LISTING:
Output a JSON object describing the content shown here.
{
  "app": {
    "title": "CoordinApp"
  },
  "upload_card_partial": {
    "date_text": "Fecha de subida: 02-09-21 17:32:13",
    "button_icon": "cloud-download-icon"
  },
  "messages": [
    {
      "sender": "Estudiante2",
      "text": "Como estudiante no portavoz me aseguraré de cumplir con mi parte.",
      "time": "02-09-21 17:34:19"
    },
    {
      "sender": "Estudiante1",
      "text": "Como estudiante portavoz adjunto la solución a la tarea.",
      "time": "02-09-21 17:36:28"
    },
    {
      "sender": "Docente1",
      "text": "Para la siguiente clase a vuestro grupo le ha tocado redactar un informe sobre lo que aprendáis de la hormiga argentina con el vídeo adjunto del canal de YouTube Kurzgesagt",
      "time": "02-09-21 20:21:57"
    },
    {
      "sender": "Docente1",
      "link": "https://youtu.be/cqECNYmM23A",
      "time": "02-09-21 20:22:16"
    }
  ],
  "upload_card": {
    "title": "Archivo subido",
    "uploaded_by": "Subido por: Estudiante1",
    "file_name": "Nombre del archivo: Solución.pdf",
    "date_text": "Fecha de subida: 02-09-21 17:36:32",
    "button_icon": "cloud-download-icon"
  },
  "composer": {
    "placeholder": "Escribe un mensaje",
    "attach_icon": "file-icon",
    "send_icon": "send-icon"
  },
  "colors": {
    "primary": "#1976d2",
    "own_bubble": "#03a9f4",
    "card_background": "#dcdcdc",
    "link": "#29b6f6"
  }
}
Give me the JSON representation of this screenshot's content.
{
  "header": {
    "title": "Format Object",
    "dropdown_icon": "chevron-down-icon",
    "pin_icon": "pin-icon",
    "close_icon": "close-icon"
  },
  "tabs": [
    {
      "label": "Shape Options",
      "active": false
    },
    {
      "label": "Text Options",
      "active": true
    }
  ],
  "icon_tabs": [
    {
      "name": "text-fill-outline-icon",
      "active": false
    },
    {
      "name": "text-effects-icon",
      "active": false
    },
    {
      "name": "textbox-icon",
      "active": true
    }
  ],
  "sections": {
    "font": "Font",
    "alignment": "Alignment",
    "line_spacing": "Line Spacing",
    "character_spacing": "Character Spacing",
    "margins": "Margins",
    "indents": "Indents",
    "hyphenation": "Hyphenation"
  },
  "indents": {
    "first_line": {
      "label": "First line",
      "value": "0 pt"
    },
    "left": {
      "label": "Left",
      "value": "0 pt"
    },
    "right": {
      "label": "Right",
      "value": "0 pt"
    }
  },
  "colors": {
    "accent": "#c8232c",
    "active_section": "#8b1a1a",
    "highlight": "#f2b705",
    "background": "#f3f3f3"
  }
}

EXERCISE OBJECTIVE: Search the data for "title". Copy every line that has it.

IN RESPONSE:
    "title": "CoordinApp"
    "title": "Archivo subido",
    "title": "Format Object",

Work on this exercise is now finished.